# REQUIREMENTS
Copy the rows word for word, beginning at the start of the rows and continuing through the line that contains "The peak 60A is at (685, 168).". Leave the pictures out of your copy.

═════ RECORDS PROVIDED ═════

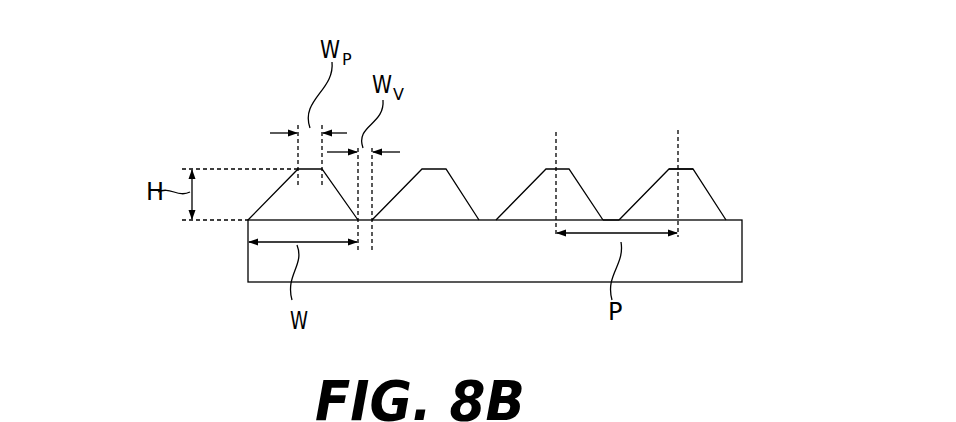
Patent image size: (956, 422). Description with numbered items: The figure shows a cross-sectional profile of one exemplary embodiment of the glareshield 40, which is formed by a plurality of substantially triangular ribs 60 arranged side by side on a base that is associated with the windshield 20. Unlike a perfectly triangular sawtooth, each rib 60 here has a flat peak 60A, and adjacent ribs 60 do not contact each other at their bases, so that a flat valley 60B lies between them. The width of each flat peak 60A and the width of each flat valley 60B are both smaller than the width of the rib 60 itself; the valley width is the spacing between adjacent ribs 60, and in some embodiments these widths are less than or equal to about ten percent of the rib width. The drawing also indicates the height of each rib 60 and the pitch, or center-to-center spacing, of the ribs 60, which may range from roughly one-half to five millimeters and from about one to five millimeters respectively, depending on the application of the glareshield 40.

The windshield 20 is at (495, 321).
The glareshield 40 is at (124, 229).
The rib 60 is at (697, 198).
The peak 60A is at (685, 168).
The valley 60B is at (609, 218).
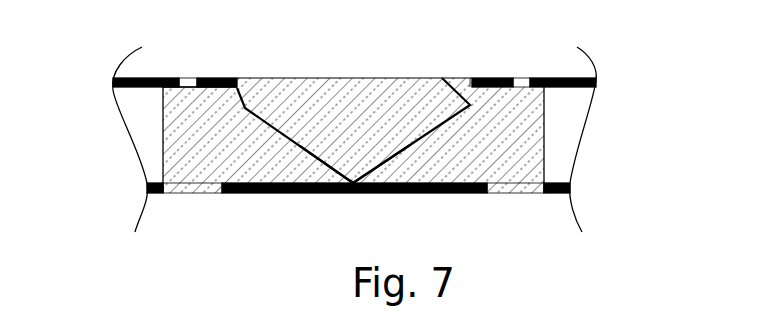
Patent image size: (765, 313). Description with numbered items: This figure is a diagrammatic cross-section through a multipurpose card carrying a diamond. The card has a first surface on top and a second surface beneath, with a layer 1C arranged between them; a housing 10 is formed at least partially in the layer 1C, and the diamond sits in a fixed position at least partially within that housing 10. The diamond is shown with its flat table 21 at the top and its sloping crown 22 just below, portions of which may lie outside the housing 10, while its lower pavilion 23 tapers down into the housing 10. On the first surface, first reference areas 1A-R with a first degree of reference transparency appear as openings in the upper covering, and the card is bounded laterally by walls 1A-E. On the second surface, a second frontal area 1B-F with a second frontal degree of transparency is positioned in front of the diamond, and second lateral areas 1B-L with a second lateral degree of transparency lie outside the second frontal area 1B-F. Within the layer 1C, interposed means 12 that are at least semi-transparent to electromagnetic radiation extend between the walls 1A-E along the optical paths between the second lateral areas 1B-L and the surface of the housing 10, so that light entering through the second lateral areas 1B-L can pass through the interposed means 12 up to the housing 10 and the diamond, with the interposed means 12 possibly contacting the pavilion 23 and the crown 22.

The first reference area 1A-R is at (188, 77).
The wall of the card 1A-E is at (162, 122).
The housing 10 is at (243, 95).
The table 21 is at (337, 78).
The crown 22 is at (455, 93).
The layer 1C is at (570, 117).
The interposed means 12 is at (192, 148).
The second lateral area 1B-L is at (196, 193).
The second frontal area 1B-F is at (287, 193).
The pavilion 23 is at (398, 158).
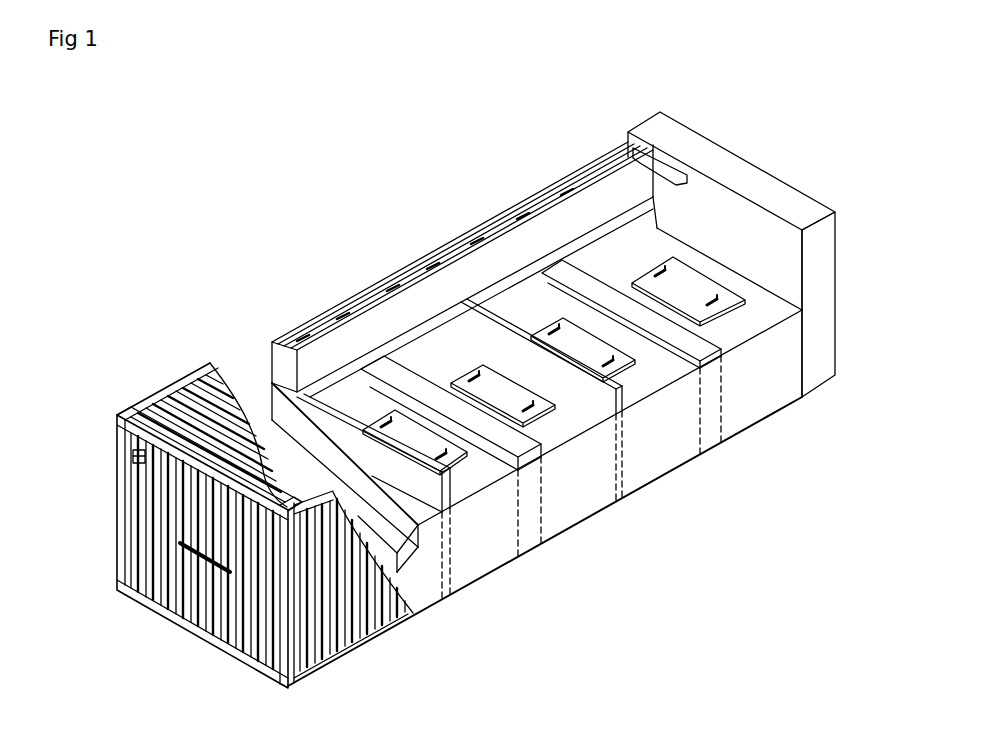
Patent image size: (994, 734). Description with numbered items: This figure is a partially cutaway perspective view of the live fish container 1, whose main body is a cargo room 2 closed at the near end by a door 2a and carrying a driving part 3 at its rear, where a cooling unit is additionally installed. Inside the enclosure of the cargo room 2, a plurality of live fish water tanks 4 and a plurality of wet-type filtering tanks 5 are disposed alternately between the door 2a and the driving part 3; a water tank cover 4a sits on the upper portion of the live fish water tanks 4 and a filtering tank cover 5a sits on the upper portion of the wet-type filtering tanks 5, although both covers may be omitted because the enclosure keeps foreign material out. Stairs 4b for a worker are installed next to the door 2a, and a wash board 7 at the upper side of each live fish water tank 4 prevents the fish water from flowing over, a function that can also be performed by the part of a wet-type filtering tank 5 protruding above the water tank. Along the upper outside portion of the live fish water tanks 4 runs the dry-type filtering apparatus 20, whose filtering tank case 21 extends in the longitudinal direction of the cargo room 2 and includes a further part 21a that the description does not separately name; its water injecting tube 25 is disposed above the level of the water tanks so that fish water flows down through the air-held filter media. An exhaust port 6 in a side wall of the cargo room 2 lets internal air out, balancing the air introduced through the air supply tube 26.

The live fish container 1 is at (445, 196).
The cargo room 2 is at (232, 465).
The door 2a is at (180, 593).
The driving part 3 is at (703, 150).
The live fish water tanks 4 is at (553, 459).
The water tank cover 4a is at (452, 447).
The stairs 4b is at (393, 573).
The wet-type filtering tanks 5 is at (532, 513).
The filtering tank cover 5a is at (710, 332).
The exhaust port 6 is at (133, 458).
The wash board 7 is at (355, 430).
The dry-type filtering apparatus 20 is at (479, 229).
The filtering tank case 21 is at (637, 140).
The beam side face 21a is at (420, 334).
The water injecting tube 25 is at (593, 157).
The air supply tube 26 is at (507, 217).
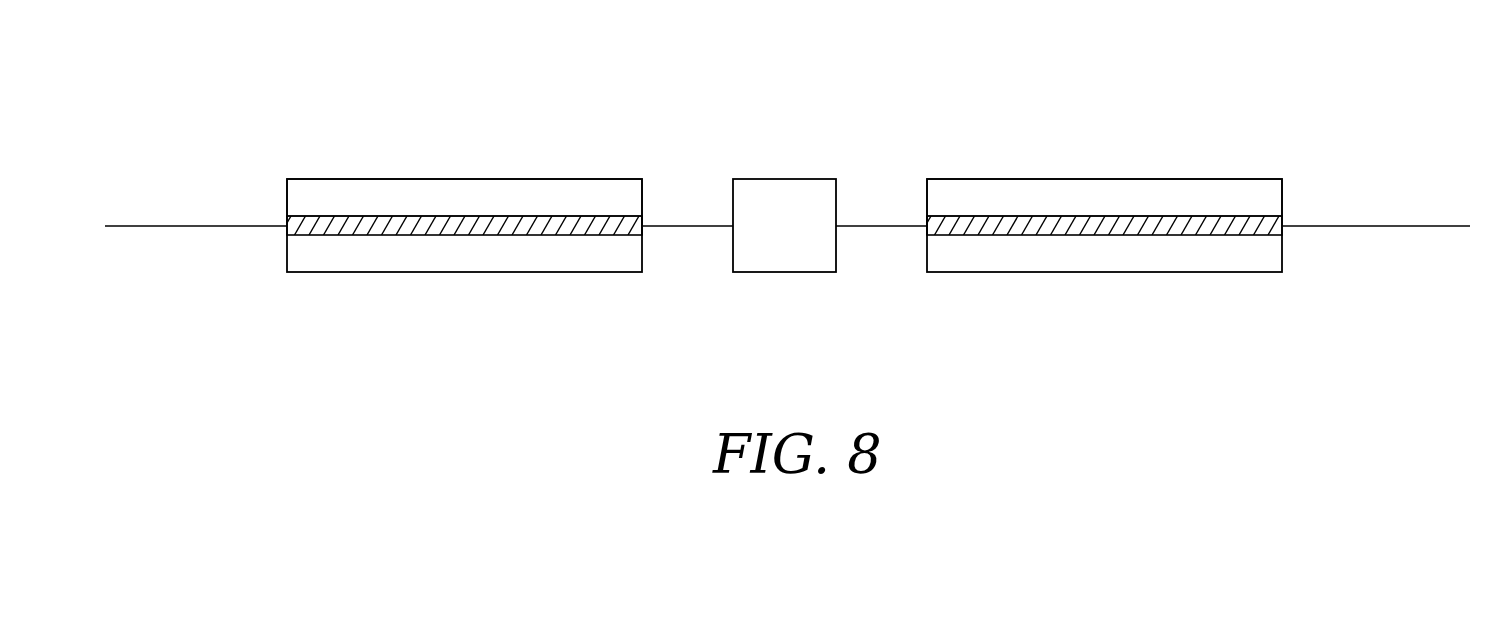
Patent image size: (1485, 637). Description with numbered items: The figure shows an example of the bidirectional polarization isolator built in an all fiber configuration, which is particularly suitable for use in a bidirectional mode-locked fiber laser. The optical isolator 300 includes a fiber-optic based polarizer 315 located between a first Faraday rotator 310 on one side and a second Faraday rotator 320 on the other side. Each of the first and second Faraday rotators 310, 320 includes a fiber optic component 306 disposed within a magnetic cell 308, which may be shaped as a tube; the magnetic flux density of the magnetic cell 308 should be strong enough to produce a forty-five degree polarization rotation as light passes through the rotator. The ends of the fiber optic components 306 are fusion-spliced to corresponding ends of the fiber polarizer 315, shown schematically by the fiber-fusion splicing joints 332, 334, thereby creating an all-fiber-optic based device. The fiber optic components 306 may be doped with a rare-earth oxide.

The optical isolator 300 is at (336, 108).
The fiber optic component 306 is at (322, 221).
The magnetic cell 308 is at (294, 187).
The first Faraday rotator 310 is at (465, 178).
The fiber-optic based polarizer 315 is at (785, 178).
The second Faraday rotator 320 is at (1105, 178).
The fiber-fusion splicing joint 332 is at (643, 230).
The fiber-fusion splicing joint 334 is at (926, 232).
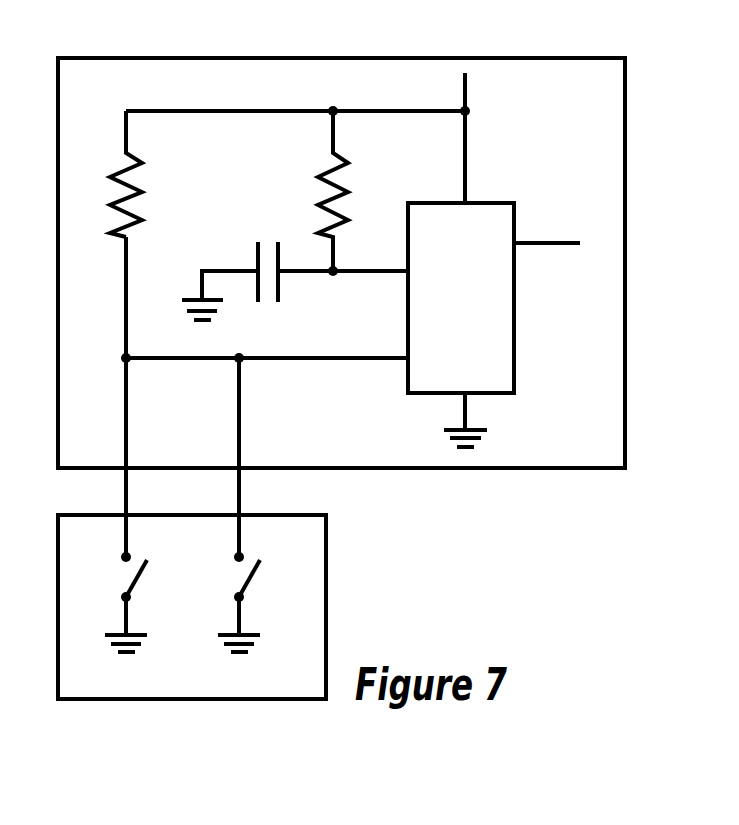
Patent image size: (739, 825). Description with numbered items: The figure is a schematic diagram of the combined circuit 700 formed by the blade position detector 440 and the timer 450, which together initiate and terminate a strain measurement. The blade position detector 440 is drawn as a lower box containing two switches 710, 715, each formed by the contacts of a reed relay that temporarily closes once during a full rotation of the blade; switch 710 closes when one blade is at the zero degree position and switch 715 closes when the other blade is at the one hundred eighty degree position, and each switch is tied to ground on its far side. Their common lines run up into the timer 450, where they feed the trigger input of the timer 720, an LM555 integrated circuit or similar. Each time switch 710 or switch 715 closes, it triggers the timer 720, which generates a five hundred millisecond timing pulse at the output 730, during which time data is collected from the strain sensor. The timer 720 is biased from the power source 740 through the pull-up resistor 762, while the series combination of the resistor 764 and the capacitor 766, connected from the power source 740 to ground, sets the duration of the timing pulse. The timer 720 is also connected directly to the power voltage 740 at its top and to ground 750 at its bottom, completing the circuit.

The switch interface circuit 700 is at (508, 44).
The timer 450 is at (355, 453).
The blade position detector 440 is at (212, 689).
The timer 720 is at (482, 313).
The power source 740 is at (467, 87).
The output 730 is at (548, 241).
The ground 750 is at (490, 442).
The pull-up resistor 762 is at (124, 194).
The resistor 764 is at (347, 202).
The capacitor 766 is at (280, 285).
The switch 710 is at (122, 577).
The switch 715 is at (262, 577).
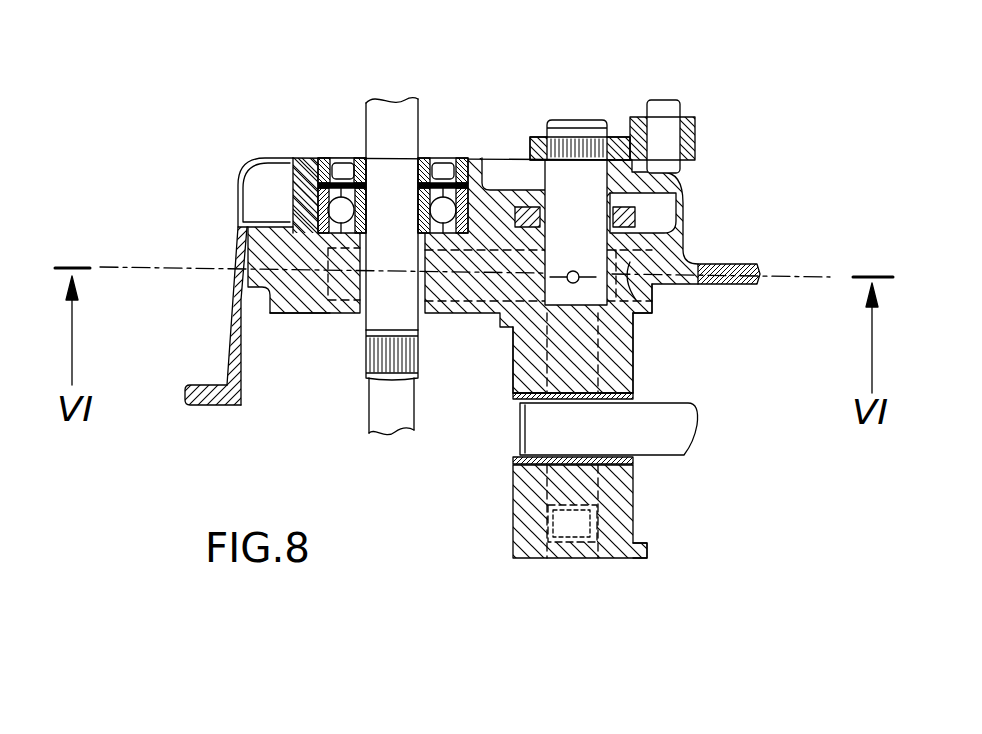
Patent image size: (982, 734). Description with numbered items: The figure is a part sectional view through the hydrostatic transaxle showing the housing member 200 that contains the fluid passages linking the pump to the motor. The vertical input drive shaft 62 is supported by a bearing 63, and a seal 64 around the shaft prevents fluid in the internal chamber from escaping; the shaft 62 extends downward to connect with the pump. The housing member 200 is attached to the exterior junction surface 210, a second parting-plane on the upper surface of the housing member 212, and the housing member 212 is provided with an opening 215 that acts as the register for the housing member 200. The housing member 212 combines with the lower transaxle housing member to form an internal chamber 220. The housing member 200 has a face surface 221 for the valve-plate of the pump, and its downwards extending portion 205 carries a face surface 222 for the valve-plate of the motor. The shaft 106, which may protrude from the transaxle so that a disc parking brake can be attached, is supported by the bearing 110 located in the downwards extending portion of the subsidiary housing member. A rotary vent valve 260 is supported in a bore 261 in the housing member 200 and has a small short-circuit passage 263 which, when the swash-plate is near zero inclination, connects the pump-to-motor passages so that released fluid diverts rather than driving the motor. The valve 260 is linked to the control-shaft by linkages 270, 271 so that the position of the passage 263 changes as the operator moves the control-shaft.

The input drive shaft 62 is at (413, 140).
The bearing 63 is at (317, 205).
The seal 64 is at (340, 158).
The shaft 106 is at (612, 447).
The bearing 110 is at (635, 461).
The housing member 200 is at (492, 205).
The downwards extending portion 205 is at (528, 505).
The exterior junction surface 210 is at (236, 236).
The housing member 212 is at (730, 266).
The opening 215 is at (652, 305).
The internal chamber 220 is at (500, 430).
The face surface 221 is at (330, 313).
The face surface 222 is at (634, 500).
The rotary vent valve 260 is at (603, 198).
The bore 261 is at (648, 187).
The passage 263 is at (566, 282).
The linkage 270 is at (695, 148).
The linkage 271 is at (693, 120).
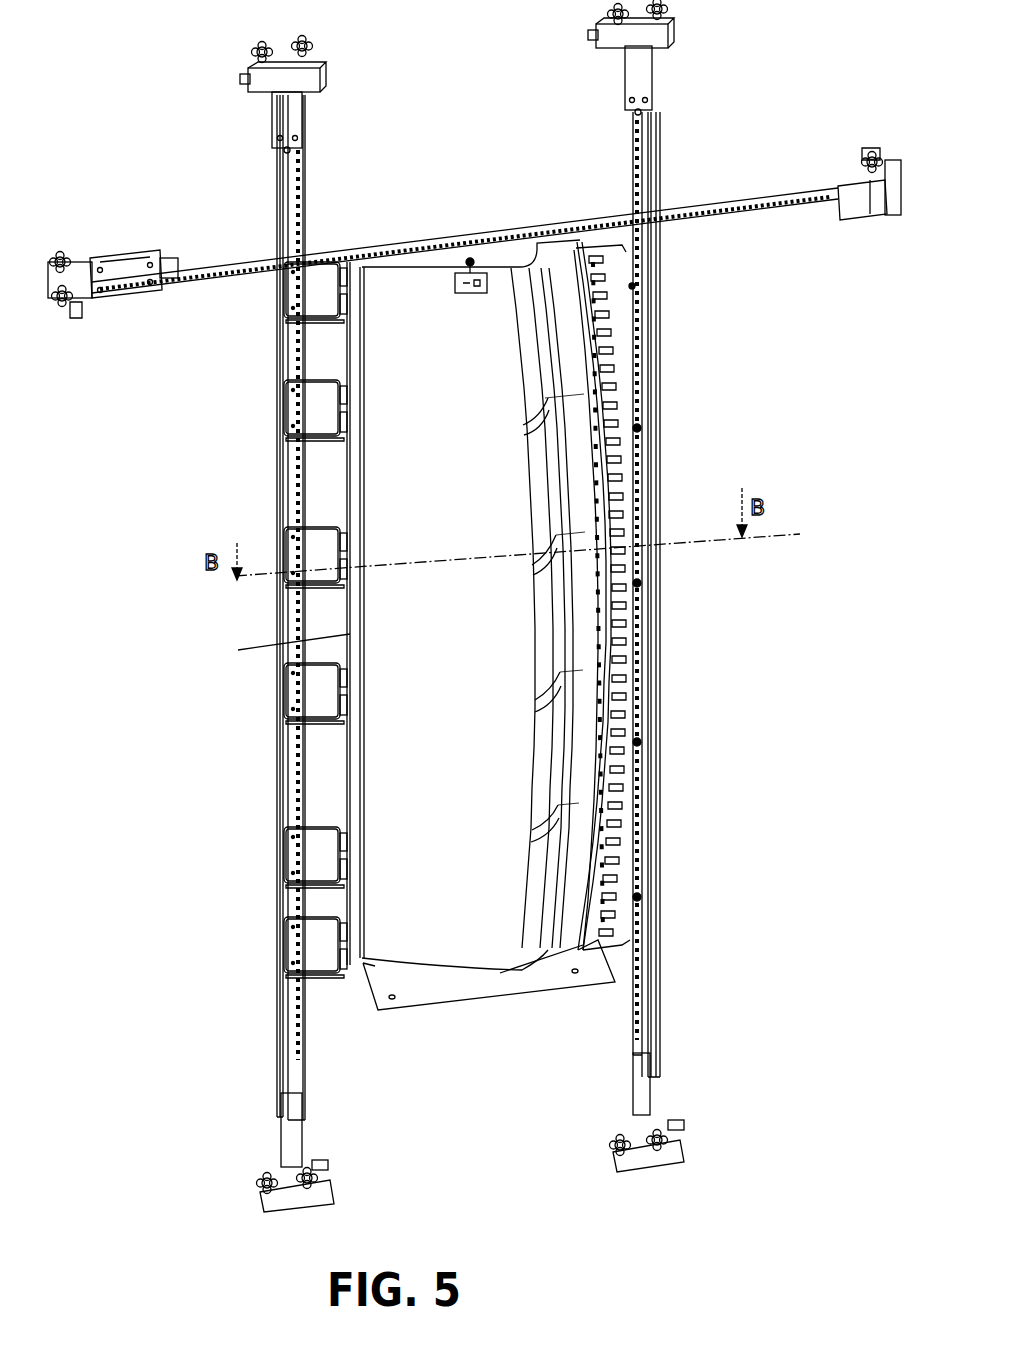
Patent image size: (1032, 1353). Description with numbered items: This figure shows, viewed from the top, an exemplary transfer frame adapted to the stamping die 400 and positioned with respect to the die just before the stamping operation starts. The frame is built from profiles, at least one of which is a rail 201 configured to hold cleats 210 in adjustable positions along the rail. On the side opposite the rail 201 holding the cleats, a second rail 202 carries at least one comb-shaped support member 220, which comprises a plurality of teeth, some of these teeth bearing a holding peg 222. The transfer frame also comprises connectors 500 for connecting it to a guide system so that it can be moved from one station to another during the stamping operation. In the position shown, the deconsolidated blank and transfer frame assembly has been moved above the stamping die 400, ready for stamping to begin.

The connectors 500 is at (72, 268).
The rail 201 is at (282, 778).
The rail 202 is at (660, 862).
The cleats 210 is at (280, 869).
The comb-shaped support member 220 is at (634, 777).
The holding peg 222 is at (612, 278).
The stamping die 400 is at (513, 985).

═════

# SOLUTION FOR THIS TASK
Patent image size: (956, 422). Description with numbered items: The figure shows a cross-sectional profile of one exemplary embodiment of the glareshield 40, which is formed by a plurality of substantially triangular ribs 60 arranged side by side on a base that is associated with the windshield 20. Unlike a perfectly triangular sawtooth, each rib 60 here has a flat peak 60A, and adjacent ribs 60 do not contact each other at their bases, so that a flat valley 60B lies between them. The width of each flat peak 60A and the width of each flat valley 60B are both smaller than the width of the rib 60 itself; the valley width is the spacing between adjacent ribs 60, and in some embodiments these widths are less than or equal to about ten percent of the rib width. The drawing also indicates the height of each rib 60 and the pitch, or center-to-center spacing, of the ribs 60, which may range from roughly one-half to five millimeters and from about one to five millimeters respectively, depending on the application of the glareshield 40.

The windshield 20 is at (495, 321).
The glareshield 40 is at (124, 229).
The rib 60 is at (697, 198).
The peak 60A is at (685, 168).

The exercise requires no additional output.